Data records:
──────────

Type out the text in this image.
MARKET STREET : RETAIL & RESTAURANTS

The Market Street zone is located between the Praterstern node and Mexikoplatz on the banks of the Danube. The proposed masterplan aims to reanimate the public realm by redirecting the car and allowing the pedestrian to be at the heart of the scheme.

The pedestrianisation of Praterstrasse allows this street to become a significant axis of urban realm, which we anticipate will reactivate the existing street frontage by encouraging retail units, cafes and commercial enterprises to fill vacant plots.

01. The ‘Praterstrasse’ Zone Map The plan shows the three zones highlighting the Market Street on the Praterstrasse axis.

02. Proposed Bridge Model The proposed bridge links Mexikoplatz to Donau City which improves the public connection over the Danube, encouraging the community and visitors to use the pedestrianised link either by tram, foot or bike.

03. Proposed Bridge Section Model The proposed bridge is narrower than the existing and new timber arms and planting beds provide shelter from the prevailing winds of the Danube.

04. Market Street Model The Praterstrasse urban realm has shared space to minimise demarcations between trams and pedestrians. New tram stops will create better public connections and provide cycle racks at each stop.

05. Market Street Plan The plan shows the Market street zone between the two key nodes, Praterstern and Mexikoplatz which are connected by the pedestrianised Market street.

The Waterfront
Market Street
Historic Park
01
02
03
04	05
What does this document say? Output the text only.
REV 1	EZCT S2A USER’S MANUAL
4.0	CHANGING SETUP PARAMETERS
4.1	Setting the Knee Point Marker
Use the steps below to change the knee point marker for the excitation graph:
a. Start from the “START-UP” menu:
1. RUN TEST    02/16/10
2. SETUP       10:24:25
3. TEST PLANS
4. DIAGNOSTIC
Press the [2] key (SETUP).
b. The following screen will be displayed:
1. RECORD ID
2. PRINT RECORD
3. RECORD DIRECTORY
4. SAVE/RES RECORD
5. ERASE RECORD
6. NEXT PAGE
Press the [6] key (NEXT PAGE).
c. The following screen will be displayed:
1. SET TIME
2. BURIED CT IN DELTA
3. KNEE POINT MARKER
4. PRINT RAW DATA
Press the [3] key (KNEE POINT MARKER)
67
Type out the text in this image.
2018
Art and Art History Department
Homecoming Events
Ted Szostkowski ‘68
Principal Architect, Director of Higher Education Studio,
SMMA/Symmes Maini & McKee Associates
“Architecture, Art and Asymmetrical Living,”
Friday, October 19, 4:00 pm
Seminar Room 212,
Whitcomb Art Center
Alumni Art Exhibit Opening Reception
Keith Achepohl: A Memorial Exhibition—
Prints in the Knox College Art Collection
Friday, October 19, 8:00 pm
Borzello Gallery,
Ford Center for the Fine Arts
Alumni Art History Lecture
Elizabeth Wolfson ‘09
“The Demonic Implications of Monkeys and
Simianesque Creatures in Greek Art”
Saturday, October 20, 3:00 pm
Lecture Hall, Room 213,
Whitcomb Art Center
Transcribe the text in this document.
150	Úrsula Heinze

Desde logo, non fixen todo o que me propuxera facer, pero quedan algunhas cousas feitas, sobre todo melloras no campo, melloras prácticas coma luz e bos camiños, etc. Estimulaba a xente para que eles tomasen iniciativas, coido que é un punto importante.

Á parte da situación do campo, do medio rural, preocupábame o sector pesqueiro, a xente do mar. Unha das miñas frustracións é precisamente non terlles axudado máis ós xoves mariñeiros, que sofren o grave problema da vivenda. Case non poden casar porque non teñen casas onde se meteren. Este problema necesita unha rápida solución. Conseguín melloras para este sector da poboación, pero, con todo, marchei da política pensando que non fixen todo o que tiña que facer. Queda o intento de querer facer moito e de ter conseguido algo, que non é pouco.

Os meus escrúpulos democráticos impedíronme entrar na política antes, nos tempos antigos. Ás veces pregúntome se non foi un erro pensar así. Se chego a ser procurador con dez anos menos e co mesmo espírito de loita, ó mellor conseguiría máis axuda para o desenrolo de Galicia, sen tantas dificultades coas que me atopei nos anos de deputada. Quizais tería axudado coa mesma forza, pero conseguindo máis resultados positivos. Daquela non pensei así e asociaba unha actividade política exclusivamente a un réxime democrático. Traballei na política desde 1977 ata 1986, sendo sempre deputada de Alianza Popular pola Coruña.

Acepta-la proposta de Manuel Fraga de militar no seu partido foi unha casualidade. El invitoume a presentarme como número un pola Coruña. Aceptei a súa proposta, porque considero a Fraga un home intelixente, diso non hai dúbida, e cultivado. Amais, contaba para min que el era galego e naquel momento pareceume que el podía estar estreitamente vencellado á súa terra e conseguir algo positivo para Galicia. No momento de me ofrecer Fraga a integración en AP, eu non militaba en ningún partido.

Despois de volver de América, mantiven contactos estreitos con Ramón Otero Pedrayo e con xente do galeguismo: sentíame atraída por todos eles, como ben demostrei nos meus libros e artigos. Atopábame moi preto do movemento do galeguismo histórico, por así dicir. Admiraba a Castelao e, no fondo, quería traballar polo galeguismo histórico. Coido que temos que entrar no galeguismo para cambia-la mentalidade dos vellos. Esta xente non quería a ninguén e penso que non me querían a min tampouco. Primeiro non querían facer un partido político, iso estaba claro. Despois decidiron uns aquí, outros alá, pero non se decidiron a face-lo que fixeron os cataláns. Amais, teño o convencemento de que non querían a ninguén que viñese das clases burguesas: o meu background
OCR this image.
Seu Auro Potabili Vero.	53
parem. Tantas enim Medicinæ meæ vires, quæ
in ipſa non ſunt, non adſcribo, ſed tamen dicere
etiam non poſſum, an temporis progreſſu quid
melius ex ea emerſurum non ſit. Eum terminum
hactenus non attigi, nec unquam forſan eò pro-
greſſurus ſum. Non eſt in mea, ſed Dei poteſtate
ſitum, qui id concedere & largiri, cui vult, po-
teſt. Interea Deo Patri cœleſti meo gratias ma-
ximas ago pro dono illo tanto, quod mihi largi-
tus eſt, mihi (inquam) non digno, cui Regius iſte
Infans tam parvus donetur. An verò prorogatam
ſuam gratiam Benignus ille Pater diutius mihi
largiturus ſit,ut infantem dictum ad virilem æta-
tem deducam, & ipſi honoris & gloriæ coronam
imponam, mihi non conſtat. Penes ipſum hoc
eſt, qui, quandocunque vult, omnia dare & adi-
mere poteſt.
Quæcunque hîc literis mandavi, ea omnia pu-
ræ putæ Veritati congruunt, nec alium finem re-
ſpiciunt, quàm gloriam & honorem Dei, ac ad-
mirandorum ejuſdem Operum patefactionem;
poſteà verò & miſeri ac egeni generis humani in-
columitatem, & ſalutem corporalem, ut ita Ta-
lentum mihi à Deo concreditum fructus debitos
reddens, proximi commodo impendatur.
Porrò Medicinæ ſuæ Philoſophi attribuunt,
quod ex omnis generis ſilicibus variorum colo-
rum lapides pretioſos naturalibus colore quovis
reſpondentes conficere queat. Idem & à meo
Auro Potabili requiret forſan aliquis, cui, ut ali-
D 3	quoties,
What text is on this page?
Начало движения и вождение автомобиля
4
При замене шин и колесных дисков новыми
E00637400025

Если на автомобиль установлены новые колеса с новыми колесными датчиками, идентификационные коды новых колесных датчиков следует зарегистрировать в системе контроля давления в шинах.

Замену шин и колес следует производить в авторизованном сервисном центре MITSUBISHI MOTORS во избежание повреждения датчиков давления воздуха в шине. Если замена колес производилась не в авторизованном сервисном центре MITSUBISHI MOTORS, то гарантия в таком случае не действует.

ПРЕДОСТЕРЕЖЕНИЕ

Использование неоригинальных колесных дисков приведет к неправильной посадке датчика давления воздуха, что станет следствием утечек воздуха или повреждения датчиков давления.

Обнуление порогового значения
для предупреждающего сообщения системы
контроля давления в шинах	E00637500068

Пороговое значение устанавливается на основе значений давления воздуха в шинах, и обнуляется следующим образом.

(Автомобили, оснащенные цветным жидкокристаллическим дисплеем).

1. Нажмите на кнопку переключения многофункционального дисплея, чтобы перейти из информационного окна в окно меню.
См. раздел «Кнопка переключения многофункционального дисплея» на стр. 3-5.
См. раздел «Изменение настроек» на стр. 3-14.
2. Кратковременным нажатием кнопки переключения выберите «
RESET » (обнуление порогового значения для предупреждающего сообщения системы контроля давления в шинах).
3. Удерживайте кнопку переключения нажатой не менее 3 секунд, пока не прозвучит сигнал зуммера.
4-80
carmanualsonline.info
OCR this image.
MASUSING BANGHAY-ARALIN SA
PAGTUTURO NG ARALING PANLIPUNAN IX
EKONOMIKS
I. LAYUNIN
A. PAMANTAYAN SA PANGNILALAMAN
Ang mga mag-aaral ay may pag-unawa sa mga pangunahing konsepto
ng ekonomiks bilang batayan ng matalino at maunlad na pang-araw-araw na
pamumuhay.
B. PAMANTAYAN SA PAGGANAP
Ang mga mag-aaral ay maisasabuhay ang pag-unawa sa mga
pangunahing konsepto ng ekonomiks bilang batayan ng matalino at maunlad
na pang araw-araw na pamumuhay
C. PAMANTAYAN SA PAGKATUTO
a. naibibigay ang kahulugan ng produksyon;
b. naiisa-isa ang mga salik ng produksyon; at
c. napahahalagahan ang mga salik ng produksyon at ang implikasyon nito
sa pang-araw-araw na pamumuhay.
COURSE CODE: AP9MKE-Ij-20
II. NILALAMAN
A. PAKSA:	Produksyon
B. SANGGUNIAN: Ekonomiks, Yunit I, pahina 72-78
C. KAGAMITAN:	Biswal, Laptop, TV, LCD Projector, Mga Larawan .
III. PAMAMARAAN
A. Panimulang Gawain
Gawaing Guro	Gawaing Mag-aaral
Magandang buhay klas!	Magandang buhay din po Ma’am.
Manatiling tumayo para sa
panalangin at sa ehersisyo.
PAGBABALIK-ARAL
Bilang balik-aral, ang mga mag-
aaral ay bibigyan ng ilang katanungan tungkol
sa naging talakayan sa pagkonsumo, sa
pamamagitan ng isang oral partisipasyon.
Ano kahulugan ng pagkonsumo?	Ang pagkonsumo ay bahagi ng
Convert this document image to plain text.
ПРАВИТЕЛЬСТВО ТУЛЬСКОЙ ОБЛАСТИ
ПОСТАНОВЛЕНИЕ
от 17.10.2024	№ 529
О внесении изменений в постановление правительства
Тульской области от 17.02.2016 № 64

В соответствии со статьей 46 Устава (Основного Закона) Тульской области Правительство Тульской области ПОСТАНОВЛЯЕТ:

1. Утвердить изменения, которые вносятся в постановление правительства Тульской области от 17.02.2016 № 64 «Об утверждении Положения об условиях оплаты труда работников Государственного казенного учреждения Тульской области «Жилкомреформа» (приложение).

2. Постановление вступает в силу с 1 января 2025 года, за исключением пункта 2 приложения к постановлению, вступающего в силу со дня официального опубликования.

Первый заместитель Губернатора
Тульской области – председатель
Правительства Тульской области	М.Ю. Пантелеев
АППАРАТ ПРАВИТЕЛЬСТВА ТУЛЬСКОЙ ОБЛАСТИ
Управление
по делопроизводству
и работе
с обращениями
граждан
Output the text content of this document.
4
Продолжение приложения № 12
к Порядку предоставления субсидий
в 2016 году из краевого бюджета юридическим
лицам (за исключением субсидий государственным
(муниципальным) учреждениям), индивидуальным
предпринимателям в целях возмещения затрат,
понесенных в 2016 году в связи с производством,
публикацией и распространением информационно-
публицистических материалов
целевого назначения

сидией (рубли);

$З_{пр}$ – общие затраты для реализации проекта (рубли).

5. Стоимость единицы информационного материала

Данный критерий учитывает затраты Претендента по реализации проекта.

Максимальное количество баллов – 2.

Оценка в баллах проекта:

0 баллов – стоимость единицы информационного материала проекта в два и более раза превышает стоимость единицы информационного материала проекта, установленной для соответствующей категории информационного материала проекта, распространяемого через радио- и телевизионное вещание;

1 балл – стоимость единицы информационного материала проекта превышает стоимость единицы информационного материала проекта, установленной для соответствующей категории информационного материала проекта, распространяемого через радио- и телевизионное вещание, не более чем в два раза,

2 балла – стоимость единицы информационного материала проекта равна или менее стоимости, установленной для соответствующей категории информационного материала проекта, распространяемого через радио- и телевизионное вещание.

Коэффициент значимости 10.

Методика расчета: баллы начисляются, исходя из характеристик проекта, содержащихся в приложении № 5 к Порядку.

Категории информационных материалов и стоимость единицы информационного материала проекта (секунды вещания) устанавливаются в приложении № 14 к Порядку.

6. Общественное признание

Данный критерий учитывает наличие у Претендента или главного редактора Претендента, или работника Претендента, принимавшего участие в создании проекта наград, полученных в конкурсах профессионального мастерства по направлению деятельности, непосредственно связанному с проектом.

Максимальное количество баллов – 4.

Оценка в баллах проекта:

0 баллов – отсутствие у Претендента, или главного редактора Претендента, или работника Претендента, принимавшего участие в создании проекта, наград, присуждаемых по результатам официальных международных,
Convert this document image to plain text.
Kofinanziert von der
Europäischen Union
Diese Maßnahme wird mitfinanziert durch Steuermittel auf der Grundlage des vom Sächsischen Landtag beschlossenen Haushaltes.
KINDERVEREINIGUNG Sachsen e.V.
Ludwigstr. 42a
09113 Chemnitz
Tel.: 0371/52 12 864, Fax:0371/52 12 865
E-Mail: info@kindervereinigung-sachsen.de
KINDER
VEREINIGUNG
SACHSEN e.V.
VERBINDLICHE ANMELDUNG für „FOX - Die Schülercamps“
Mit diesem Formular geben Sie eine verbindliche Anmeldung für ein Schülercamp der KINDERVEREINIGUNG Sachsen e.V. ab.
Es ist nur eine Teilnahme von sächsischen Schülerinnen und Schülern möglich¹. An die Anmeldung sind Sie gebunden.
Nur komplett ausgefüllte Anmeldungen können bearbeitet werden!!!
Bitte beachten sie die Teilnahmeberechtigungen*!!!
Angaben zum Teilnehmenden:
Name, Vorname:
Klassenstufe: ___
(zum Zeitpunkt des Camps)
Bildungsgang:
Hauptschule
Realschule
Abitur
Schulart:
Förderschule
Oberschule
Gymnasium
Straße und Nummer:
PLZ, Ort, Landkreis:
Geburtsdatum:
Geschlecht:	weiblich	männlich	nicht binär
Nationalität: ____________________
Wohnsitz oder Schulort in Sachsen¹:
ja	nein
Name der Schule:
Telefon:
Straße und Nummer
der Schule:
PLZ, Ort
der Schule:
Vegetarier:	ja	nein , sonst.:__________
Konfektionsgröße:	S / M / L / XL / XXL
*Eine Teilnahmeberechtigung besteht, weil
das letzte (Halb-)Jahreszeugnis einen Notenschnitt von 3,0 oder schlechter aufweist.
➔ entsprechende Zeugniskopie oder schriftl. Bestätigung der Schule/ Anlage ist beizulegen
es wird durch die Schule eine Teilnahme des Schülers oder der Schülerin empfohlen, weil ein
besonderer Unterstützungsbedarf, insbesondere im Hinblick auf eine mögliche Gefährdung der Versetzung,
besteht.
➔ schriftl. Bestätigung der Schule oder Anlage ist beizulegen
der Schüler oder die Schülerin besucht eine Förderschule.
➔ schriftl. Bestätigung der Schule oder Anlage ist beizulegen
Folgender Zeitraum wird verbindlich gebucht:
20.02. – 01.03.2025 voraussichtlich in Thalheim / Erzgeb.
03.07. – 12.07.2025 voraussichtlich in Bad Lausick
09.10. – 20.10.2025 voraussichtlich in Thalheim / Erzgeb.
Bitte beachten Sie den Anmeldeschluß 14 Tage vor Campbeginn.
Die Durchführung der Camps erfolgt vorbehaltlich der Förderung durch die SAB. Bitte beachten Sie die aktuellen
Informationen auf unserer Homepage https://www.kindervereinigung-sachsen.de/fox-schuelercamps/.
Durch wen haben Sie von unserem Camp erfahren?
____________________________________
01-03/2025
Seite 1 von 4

──────────

Instructions to follow:
Look back over the material above and state how many lines hold the word "generis". Write the number and nothing else.

Answer to this problem:
2